Excerpts from a figure dataset
◇ ◇ ◇ ◇ ◇ ◇ ◇
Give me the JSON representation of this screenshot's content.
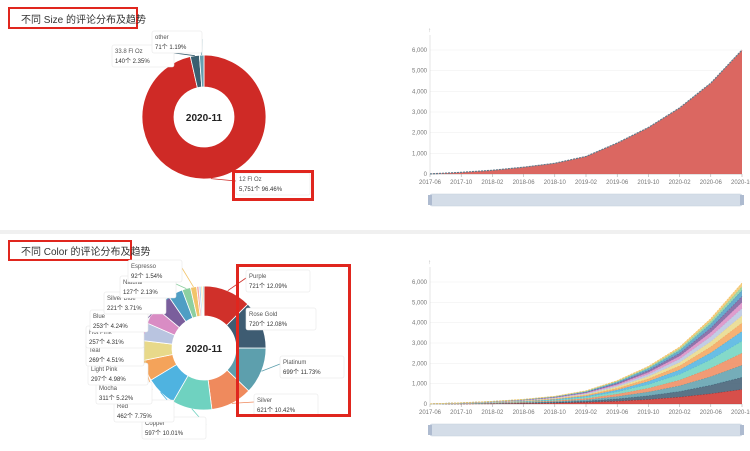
{
  "panels": [
    {
      "title": "不同 Size 的评论分布及趋势",
      "center_label": "2020-11",
      "highlight_label": "12 Fl Oz",
      "highlight_value": "5,751个  96.46%"
    },
    {
      "title": "不同 Color 的评论分布及趋势",
      "center_label": "2020-11"
    }
  ],
  "colors": {
    "red": "#d0302a",
    "highlight_border": "#e0261e",
    "size_area": "#d95f58",
    "size_line": "#5e7a8a",
    "slider_fill": "#d4dde8"
  },
  "chart_data": [
    {
      "type": "pie",
      "style": "donut",
      "center_text": "2020-11",
      "slices": [
        {
          "name": "12 Fl Oz",
          "count": 5751,
          "count_label": "5,751个",
          "pct": 96.46,
          "pct_label": "96.46%",
          "color": "#cf2a26"
        },
        {
          "name": "33.8 Fl Oz",
          "count": 140,
          "count_label": "140个",
          "pct": 2.35,
          "pct_label": "2.35%",
          "color": "#3a5f70"
        },
        {
          "name": "other",
          "count": 71,
          "count_label": "71个",
          "pct": 1.19,
          "pct_label": "1.19%",
          "color": "#66a0b0"
        }
      ]
    },
    {
      "type": "area",
      "x": [
        "2017-06",
        "2017-10",
        "2018-02",
        "2018-06",
        "2018-10",
        "2019-02",
        "2019-06",
        "2019-10",
        "2020-02",
        "2020-06",
        "2020-10"
      ],
      "values": [
        5,
        80,
        180,
        330,
        520,
        850,
        1500,
        2250,
        3200,
        4400,
        6000
      ],
      "ylim": [
        0,
        6000
      ],
      "yticks": [
        "0",
        "1,000",
        "2,000",
        "3,000",
        "4,000",
        "5,000",
        "6,000"
      ],
      "xticks": [
        "2017-06",
        "2017-10",
        "2018-02",
        "2018-06",
        "2018-10",
        "2019-02",
        "2019-06",
        "2019-10",
        "2020-02",
        "2020-06",
        "2020-10"
      ]
    },
    {
      "type": "pie",
      "style": "donut",
      "center_text": "2020-11",
      "slices": [
        {
          "name": "Purple",
          "count_label": "721个",
          "pct": 12.09,
          "pct_label": "12.09%",
          "color": "#d0302a"
        },
        {
          "name": "Rose Gold",
          "count_label": "720个",
          "pct": 12.08,
          "pct_label": "12.08%",
          "color": "#3e5c72"
        },
        {
          "name": "Platinum",
          "count_label": "699个",
          "pct": 11.73,
          "pct_label": "11.73%",
          "color": "#5d9fad"
        },
        {
          "name": "Silver",
          "count_label": "621个",
          "pct": 10.42,
          "pct_label": "10.42%",
          "color": "#ef8a5d"
        },
        {
          "name": "Copper",
          "count_label": "597个",
          "pct": 10.01,
          "pct_label": "10.01%",
          "color": "#6fd2c0"
        },
        {
          "name": "Red",
          "count_label": "462个",
          "pct": 7.75,
          "pct_label": "7.75%",
          "color": "#4fb3e0"
        },
        {
          "name": "Mocha",
          "count_label": "311个",
          "pct": 5.22,
          "pct_label": "5.22%",
          "color": "#f4a35a"
        },
        {
          "name": "Light Pink",
          "count_label": "297个",
          "pct": 4.98,
          "pct_label": "4.98%",
          "color": "#e8d98a"
        },
        {
          "name": "Teal",
          "count_label": "269个",
          "pct": 4.51,
          "pct_label": "4.51%",
          "color": "#b9c4e0"
        },
        {
          "name": "Hot Pink",
          "count_label": "257个",
          "pct": 4.31,
          "pct_label": "4.31%",
          "color": "#d98cc4"
        },
        {
          "name": "Blue",
          "count_label": "253个",
          "pct": 4.24,
          "pct_label": "4.24%",
          "color": "#7a5e9c"
        },
        {
          "name": "Silver Blue",
          "count_label": "221个",
          "pct": 3.71,
          "pct_label": "3.71%",
          "color": "#4f9ec4"
        },
        {
          "name": "Natural",
          "count_label": "127个",
          "pct": 2.13,
          "pct_label": "2.13%",
          "color": "#8ccfa0"
        },
        {
          "name": "Espresso",
          "count_label": "92个",
          "pct": 1.54,
          "pct_label": "1.54%",
          "color": "#f2c46a"
        },
        {
          "name": "",
          "count_label": "",
          "pct": 0.6,
          "pct_label": "",
          "color": "#f5a8a8"
        },
        {
          "name": "",
          "count_label": "",
          "pct": 0.5,
          "pct_label": "",
          "color": "#a8d4f0"
        },
        {
          "name": "",
          "count_label": "",
          "pct": 0.4,
          "pct_label": "",
          "color": "#f0e08a"
        },
        {
          "name": "",
          "count_label": "",
          "pct": 0.35,
          "pct_label": "",
          "color": "#9bd0c8"
        }
      ]
    },
    {
      "type": "area",
      "stacked": true,
      "x": [
        "2017-06",
        "2017-10",
        "2018-02",
        "2018-06",
        "2018-10",
        "2019-02",
        "2019-06",
        "2019-10",
        "2020-02",
        "2020-06",
        "2020-10"
      ],
      "ylim": [
        0,
        6000
      ],
      "yticks": [
        "0",
        "1,000",
        "2,000",
        "3,000",
        "4,000",
        "5,000",
        "6,000"
      ],
      "xticks": [
        "2017-06",
        "2017-10",
        "2018-02",
        "2018-06",
        "2018-10",
        "2019-02",
        "2019-06",
        "2019-10",
        "2020-02",
        "2020-06",
        "2020-10"
      ],
      "total": [
        5,
        60,
        130,
        230,
        380,
        650,
        1150,
        1850,
        2800,
        4200,
        5950
      ],
      "series": [
        {
          "color": "#d0302a",
          "share": 0.12
        },
        {
          "color": "#3e5c72",
          "share": 0.1
        },
        {
          "color": "#5d9fad",
          "share": 0.1
        },
        {
          "color": "#ef8a5d",
          "share": 0.1
        },
        {
          "color": "#6fd2c0",
          "share": 0.1
        },
        {
          "color": "#4fb3e0",
          "share": 0.08
        },
        {
          "color": "#f4a35a",
          "share": 0.07
        },
        {
          "color": "#e8d98a",
          "share": 0.06
        },
        {
          "color": "#b9c4e0",
          "share": 0.06
        },
        {
          "color": "#d98cc4",
          "share": 0.05
        },
        {
          "color": "#7a5e9c",
          "share": 0.05
        },
        {
          "color": "#4f9ec4",
          "share": 0.05
        },
        {
          "color": "#8ccfa0",
          "share": 0.03
        },
        {
          "color": "#f2c46a",
          "share": 0.03
        }
      ]
    }
  ]
}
◇ ◇ ◇ ◇ ◇ ◇ ◇
Set down the lines of the records above exactly, apart from the pictures.

**Full output**
Give me the JSON representation of this screenshot's content.
{
  "panels": [
    {
      "title": "不同 Size 的评论分布及趋势",
      "center_label": "2020-11",
      "highlight_label": "12 Fl Oz",
      "highlight_value": "5,751个  96.46%"
    },
    {
      "title": "不同 Color 的评论分布及趋势",
      "center_label": "2020-11"
    }
  ],
  "colors": {
    "red": "#d0302a",
    "highlight_border": "#e0261e",
    "size_area": "#d95f58",
    "size_line": "#5e7a8a",
    "slider_fill": "#d4dde8"
  },
  "chart_data": [
    {
      "type": "pie",
      "style": "donut",
      "center_text": "2020-11",
      "slices": [
        {
          "name": "12 Fl Oz",
          "count": 5751,
          "count_label": "5,751个",
          "pct": 96.46,
          "pct_label": "96.46%",
          "color": "#cf2a26"
        },
        {
          "name": "33.8 Fl Oz",
          "count": 140,
          "count_label": "140个",
          "pct": 2.35,
          "pct_label": "2.35%",
          "color": "#3a5f70"
        },
        {
          "name": "other",
          "count": 71,
          "count_label": "71个",
          "pct": 1.19,
          "pct_label": "1.19%",
          "color": "#66a0b0"
        }
      ]
    },
    {
      "type": "area",
      "x": [
        "2017-06",
        "2017-10",
        "2018-02",
        "2018-06",
        "2018-10",
        "2019-02",
        "2019-06",
        "2019-10",
        "2020-02",
        "2020-06",
        "2020-10"
      ],
      "values": [
        5,
        80,
        180,
        330,
        520,
        850,
        1500,
        2250,
        3200,
        4400,
        6000
      ],
      "ylim": [
        0,
        6000
      ],
      "yticks": [
        "0",
        "1,000",
        "2,000",
        "3,000",
        "4,000",
        "5,000",
        "6,000"
      ],
      "xticks": [
        "2017-06",
        "2017-10",
        "2018-02",
        "2018-06",
        "2018-10",
        "2019-02",
        "2019-06",
        "2019-10",
        "2020-02",
        "2020-06",
        "2020-10"
      ]
    },
    {
      "type": "pie",
      "style": "donut",
      "center_text": "2020-11",
      "slices": [
        {
          "name": "Purple",
          "count_label": "721个",
          "pct": 12.09,
          "pct_label": "12.09%",
          "color": "#d0302a"
        },
        {
          "name": "Rose Gold",
          "count_label": "720个",
          "pct": 12.08,
          "pct_label": "12.08%",
          "color": "#3e5c72"
        },
        {
          "name": "Platinum",
          "count_label": "699个",
          "pct": 11.73,
          "pct_label": "11.73%",
          "color": "#5d9fad"
        },
        {
          "name": "Silver",
          "count_label": "621个",
          "pct": 10.42,
          "pct_label": "10.42%",
          "color": "#ef8a5d"
        },
        {
          "name": "Copper",
          "count_label": "597个",
          "pct": 10.01,
          "pct_label": "10.01%",
          "color": "#6fd2c0"
        },
        {
          "name": "Red",
          "count_label": "462个",
          "pct": 7.75,
          "pct_label": "7.75%",
          "color": "#4fb3e0"
        },
        {
          "name": "Mocha",
          "count_label": "311个",
          "pct": 5.22,
          "pct_label": "5.22%",
          "color": "#f4a35a"
        },
        {
          "name": "Light Pink",
          "count_label": "297个",
          "pct": 4.98,
          "pct_label": "4.98%",
          "color": "#e8d98a"
        },
        {
          "name": "Teal",
          "count_label": "269个",
          "pct": 4.51,
          "pct_label": "4.51%",
          "color": "#b9c4e0"
        },
        {
          "name": "Hot Pink",
          "count_label": "257个",
          "pct": 4.31,
          "pct_label": "4.31%",
          "color": "#d98cc4"
        },
        {
          "name": "Blue",
          "count_label": "253个",
          "pct": 4.24,
          "pct_label": "4.24%",
          "color": "#7a5e9c"
        },
        {
          "name": "Silver Blue",
          "count_label": "221个",
          "pct": 3.71,
          "pct_label": "3.71%",
          "color": "#4f9ec4"
        },
        {
          "name": "Natural",
          "count_label": "127个",
          "pct": 2.13,
          "pct_label": "2.13%",
          "color": "#8ccfa0"
        },
        {
          "name": "Espresso",
          "count_label": "92个",
          "pct": 1.54,
          "pct_label": "1.54%",
          "color": "#f2c46a"
        },
        {
          "name": "",
          "count_label": "",
          "pct": 0.6,
          "pct_label": "",
          "color": "#f5a8a8"
        },
        {
          "name": "",
          "count_label": "",
          "pct": 0.5,
          "pct_label": "",
          "color": "#a8d4f0"
        },
        {
          "name": "",
          "count_label": "",
          "pct": 0.4,
          "pct_label": "",
          "color": "#f0e08a"
        },
        {
          "name": "",
          "count_label": "",
          "pct": 0.35,
          "pct_label": "",
          "color": "#9bd0c8"
        }
      ]
    },
    {
      "type": "area",
      "stacked": true,
      "x": [
        "2017-06",
        "2017-10",
        "2018-02",
        "2018-06",
        "2018-10",
        "2019-02",
        "2019-06",
        "2019-10",
        "2020-02",
        "2020-06",
        "2020-10"
      ],
      "ylim": [
        0,
        6000
      ],
      "yticks": [
        "0",
        "1,000",
        "2,000",
        "3,000",
        "4,000",
        "5,000",
        "6,000"
      ],
      "xticks": [
        "2017-06",
        "2017-10",
        "2018-02",
        "2018-06",
        "2018-10",
        "2019-02",
        "2019-06",
        "2019-10",
        "2020-02",
        "2020-06",
        "2020-10"
      ],
      "total": [
        5,
        60,
        130,
        230,
        380,
        650,
        1150,
        1850,
        2800,
        4200,
        5950
      ],
      "series": [
        {
          "color": "#d0302a",
          "share": 0.12
        },
        {
          "color": "#3e5c72",
          "share": 0.1
        },
        {
          "color": "#5d9fad",
          "share": 0.1
        },
        {
          "color": "#ef8a5d",
          "share": 0.1
        },
        {
          "color": "#6fd2c0",
          "share": 0.1
        },
        {
          "color": "#4fb3e0",
          "share": 0.08
        },
        {
          "color": "#f4a35a",
          "share": 0.07
        },
        {
          "color": "#e8d98a",
          "share": 0.06
        },
        {
          "color": "#b9c4e0",
          "share": 0.06
        },
        {
          "color": "#d98cc4",
          "share": 0.05
        },
        {
          "color": "#7a5e9c",
          "share": 0.05
        },
        {
          "color": "#4f9ec4",
          "share": 0.05
        },
        {
          "color": "#8ccfa0",
          "share": 0.03
        },
        {
          "color": "#f2c46a",
          "share": 0.03
        }
      ]
    }
  ]
}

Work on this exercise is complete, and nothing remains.